Requirements:
Every line of the material below should be repeated exactly.

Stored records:

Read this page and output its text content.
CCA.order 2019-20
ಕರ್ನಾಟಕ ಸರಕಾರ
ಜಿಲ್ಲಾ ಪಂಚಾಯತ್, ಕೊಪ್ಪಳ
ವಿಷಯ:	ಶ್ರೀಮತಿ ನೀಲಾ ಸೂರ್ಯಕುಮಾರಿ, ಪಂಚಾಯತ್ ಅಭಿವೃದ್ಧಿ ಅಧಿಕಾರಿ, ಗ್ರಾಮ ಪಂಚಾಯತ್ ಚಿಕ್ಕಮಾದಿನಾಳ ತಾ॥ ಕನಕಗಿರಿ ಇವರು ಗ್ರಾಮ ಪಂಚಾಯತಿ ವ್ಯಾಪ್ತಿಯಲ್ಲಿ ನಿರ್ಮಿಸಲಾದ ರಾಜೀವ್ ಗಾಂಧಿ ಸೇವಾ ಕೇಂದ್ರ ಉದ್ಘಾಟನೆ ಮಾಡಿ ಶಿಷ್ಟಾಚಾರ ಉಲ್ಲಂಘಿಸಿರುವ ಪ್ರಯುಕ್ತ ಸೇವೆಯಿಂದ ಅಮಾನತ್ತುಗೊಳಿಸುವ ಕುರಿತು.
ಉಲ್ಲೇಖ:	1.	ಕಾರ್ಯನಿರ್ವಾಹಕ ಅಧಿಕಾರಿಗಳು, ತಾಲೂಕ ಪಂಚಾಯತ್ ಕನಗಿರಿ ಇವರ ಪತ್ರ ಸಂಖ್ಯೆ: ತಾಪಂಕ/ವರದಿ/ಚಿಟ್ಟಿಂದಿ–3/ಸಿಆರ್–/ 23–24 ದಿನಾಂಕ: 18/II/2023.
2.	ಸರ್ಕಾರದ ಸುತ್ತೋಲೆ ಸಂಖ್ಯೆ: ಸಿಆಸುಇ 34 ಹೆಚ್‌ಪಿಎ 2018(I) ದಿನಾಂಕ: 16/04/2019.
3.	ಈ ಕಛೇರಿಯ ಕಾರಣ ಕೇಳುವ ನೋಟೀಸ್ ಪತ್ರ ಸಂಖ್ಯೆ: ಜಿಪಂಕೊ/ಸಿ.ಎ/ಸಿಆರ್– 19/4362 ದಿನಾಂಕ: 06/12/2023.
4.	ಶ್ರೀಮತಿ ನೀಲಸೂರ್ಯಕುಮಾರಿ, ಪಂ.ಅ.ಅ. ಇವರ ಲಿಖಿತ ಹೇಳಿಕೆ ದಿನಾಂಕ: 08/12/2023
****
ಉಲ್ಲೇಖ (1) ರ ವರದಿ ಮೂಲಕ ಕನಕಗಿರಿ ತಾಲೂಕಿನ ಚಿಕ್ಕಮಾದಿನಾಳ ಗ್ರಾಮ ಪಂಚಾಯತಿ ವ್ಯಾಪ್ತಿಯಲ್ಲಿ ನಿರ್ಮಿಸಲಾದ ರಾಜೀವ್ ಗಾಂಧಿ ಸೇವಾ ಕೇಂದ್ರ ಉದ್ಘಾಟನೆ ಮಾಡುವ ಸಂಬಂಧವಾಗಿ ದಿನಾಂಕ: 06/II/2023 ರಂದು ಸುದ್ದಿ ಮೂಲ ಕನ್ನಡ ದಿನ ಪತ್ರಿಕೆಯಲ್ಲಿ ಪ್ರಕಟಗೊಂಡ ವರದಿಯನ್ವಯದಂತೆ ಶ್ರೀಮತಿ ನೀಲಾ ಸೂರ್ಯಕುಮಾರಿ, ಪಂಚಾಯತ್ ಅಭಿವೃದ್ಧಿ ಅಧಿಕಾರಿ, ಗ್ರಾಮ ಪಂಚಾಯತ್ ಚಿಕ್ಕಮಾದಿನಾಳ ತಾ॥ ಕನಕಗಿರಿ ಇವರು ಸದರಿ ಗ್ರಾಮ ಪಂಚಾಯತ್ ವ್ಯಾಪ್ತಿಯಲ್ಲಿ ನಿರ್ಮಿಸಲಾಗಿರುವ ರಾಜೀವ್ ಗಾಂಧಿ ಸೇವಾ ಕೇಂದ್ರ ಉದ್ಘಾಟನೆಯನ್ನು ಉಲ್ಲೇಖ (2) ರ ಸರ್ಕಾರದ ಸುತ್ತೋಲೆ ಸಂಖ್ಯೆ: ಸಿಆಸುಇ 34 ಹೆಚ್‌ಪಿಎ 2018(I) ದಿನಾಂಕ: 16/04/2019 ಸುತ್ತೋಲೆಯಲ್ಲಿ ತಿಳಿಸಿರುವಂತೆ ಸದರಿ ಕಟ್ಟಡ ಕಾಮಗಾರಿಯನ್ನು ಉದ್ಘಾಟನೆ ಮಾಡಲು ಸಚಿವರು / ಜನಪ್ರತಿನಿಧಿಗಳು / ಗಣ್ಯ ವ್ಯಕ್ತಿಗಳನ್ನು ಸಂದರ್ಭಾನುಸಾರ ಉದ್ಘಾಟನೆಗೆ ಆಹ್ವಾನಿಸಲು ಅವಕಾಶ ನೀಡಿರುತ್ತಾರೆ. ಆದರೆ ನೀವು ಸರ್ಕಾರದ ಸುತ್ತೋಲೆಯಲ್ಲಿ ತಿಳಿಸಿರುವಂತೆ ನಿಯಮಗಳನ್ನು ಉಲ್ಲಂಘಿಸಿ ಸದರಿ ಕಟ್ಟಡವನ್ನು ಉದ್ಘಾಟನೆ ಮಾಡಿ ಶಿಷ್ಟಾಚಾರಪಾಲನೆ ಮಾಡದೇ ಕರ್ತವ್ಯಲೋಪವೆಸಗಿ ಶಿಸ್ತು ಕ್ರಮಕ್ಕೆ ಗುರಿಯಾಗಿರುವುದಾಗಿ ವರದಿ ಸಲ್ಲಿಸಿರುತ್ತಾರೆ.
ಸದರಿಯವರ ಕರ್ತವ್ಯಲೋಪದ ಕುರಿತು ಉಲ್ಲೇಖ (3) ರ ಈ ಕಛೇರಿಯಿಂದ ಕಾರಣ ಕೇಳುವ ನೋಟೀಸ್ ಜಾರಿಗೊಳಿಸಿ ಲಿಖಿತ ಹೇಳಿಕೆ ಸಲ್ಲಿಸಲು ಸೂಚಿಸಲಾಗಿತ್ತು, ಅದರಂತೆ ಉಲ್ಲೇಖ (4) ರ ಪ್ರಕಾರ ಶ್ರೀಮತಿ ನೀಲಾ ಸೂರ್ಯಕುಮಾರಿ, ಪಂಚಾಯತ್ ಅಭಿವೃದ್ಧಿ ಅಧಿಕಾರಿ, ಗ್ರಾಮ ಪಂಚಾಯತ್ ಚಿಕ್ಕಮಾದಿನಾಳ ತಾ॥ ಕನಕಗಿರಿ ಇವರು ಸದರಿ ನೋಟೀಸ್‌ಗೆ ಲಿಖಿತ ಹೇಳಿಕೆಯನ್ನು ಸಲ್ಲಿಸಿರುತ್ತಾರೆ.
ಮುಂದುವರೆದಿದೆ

Response to the exercise:
Read this page and output its text content.
CCA.order 2019-20
ಕರ್ನಾಟಕ ಸರಕಾರ
ಜಿಲ್ಲಾ ಪಂಚಾಯತ್, ಕೊಪ್ಪಳ
ವಿಷಯ:	ಶ್ರೀಮತಿ ನೀಲಾ ಸೂರ್ಯಕುಮಾರಿ, ಪಂಚಾಯತ್ ಅಭಿವೃದ್ಧಿ ಅಧಿಕಾರಿ, ಗ್ರಾಮ ಪಂಚಾಯತ್ ಚಿಕ್ಕಮಾದಿನಾಳ ತಾ॥ ಕನಕಗಿರಿ ಇವರು ಗ್ರಾಮ ಪಂಚಾಯತಿ ವ್ಯಾಪ್ತಿಯಲ್ಲಿ ನಿರ್ಮಿಸಲಾದ ರಾಜೀವ್ ಗಾಂಧಿ ಸೇವಾ ಕೇಂದ್ರ ಉದ್ಘಾಟನೆ ಮಾಡಿ ಶಿಷ್ಟಾಚಾರ ಉಲ್ಲಂಘಿಸಿರುವ ಪ್ರಯುಕ್ತ ಸೇವೆಯಿಂದ ಅಮಾನತ್ತುಗೊಳಿಸುವ ಕುರಿತು.
ಉಲ್ಲೇಖ:	1.	ಕಾರ್ಯನಿರ್ವಾಹಕ ಅಧಿಕಾರಿಗಳು, ತಾಲೂಕ ಪಂಚಾಯತ್ ಕನಗಿರಿ ಇವರ ಪತ್ರ ಸಂಖ್ಯೆ: ತಾಪಂಕ/ವರದಿ/ಚಿಟ್ಟಿಂದಿ–3/ಸಿಆರ್–/ 23–24 ದಿನಾಂಕ: 18/II/2023.
2.	ಸರ್ಕಾರದ ಸುತ್ತೋಲೆ ಸಂಖ್ಯೆ: ಸಿಆಸುಇ 34 ಹೆಚ್‌ಪಿಎ 2018(I) ದಿನಾಂಕ: 16/04/2019.
3.	ಈ ಕಛೇರಿಯ ಕಾರಣ ಕೇಳುವ ನೋಟೀಸ್ ಪತ್ರ ಸಂಖ್ಯೆ: ಜಿಪಂಕೊ/ಸಿ.ಎ/ಸಿಆರ್– 19/4362 ದಿನಾಂಕ: 06/12/2023.
4.	ಶ್ರೀಮತಿ ನೀಲಸೂರ್ಯಕುಮಾರಿ, ಪಂ.ಅ.ಅ. ಇವರ ಲಿಖಿತ ಹೇಳಿಕೆ ದಿನಾಂಕ: 08/12/2023
****
ಉಲ್ಲೇಖ (1) ರ ವರದಿ ಮೂಲಕ ಕನಕಗಿರಿ ತಾಲೂಕಿನ ಚಿಕ್ಕಮಾದಿನಾಳ ಗ್ರಾಮ ಪಂಚಾಯತಿ ವ್ಯಾಪ್ತಿಯಲ್ಲಿ ನಿರ್ಮಿಸಲಾದ ರಾಜೀವ್ ಗಾಂಧಿ ಸೇವಾ ಕೇಂದ್ರ ಉದ್ಘಾಟನೆ ಮಾಡುವ ಸಂಬಂಧವಾಗಿ ದಿನಾಂಕ: 06/II/2023 ರಂದು ಸುದ್ದಿ ಮೂಲ ಕನ್ನಡ ದಿನ ಪತ್ರಿಕೆಯಲ್ಲಿ ಪ್ರಕಟಗೊಂಡ ವರದಿಯನ್ವಯದಂತೆ ಶ್ರೀಮತಿ ನೀಲಾ ಸೂರ್ಯಕುಮಾರಿ, ಪಂಚಾಯತ್ ಅಭಿವೃದ್ಧಿ ಅಧಿಕಾರಿ, ಗ್ರಾಮ ಪಂಚಾಯತ್ ಚಿಕ್ಕಮಾದಿನಾಳ ತಾ॥ ಕನಕಗಿರಿ ಇವರು ಸದರಿ ಗ್ರಾಮ ಪಂಚಾಯತ್ ವ್ಯಾಪ್ತಿಯಲ್ಲಿ ನಿರ್ಮಿಸಲಾಗಿರುವ ರಾಜೀವ್ ಗಾಂಧಿ ಸೇವಾ ಕೇಂದ್ರ ಉದ್ಘಾಟನೆಯನ್ನು ಉಲ್ಲೇಖ (2) ರ ಸರ್ಕಾರದ ಸುತ್ತೋಲೆ ಸಂಖ್ಯೆ: ಸಿಆಸುಇ 34 ಹೆಚ್‌ಪಿಎ 2018(I) ದಿನಾಂಕ: 16/04/2019 ಸುತ್ತೋಲೆಯಲ್ಲಿ ತಿಳಿಸಿರುವಂತೆ ಸದರಿ ಕಟ್ಟಡ ಕಾಮಗಾರಿಯನ್ನು ಉದ್ಘಾಟನೆ ಮಾಡಲು ಸಚಿವರು / ಜನಪ್ರತಿನಿಧಿಗಳು / ಗಣ್ಯ ವ್ಯಕ್ತಿಗಳನ್ನು ಸಂದರ್ಭಾನುಸಾರ ಉದ್ಘಾಟನೆಗೆ ಆಹ್ವಾನಿಸಲು ಅವಕಾಶ ನೀಡಿರುತ್ತಾರೆ. ಆದರೆ ನೀವು ಸರ್ಕಾರದ ಸುತ್ತೋಲೆಯಲ್ಲಿ ತಿಳಿಸಿರುವಂತೆ ನಿಯಮಗಳನ್ನು ಉಲ್ಲಂಘಿಸಿ ಸದರಿ ಕಟ್ಟಡವನ್ನು ಉದ್ಘಾಟನೆ ಮಾಡಿ ಶಿಷ್ಟಾಚಾರಪಾಲನೆ ಮಾಡದೇ ಕರ್ತವ್ಯಲೋಪವೆಸಗಿ ಶಿಸ್ತು ಕ್ರಮಕ್ಕೆ ಗುರಿಯಾಗಿರುವುದಾಗಿ ವರದಿ ಸಲ್ಲಿಸಿರುತ್ತಾರೆ.
ಸದರಿಯವರ ಕರ್ತವ್ಯಲೋಪದ ಕುರಿತು ಉಲ್ಲೇಖ (3) ರ ಈ ಕಛೇರಿಯಿಂದ ಕಾರಣ ಕೇಳುವ ನೋಟೀಸ್ ಜಾರಿಗೊಳಿಸಿ ಲಿಖಿತ ಹೇಳಿಕೆ ಸಲ್ಲಿಸಲು ಸೂಚಿಸಲಾಗಿತ್ತು, ಅದರಂತೆ ಉಲ್ಲೇಖ (4) ರ ಪ್ರಕಾರ ಶ್ರೀಮತಿ ನೀಲಾ ಸೂರ್ಯಕುಮಾರಿ, ಪಂಚಾಯತ್ ಅಭಿವೃದ್ಧಿ ಅಧಿಕಾರಿ, ಗ್ರಾಮ ಪಂಚಾಯತ್ ಚಿಕ್ಕಮಾದಿನಾಳ ತಾ॥ ಕನಕಗಿರಿ ಇವರು ಸದರಿ ನೋಟೀಸ್‌ಗೆ ಲಿಖಿತ ಹೇಳಿಕೆಯನ್ನು ಸಲ್ಲಿಸಿರುತ್ತಾರೆ.
ಮುಂದುವರೆದಿದೆ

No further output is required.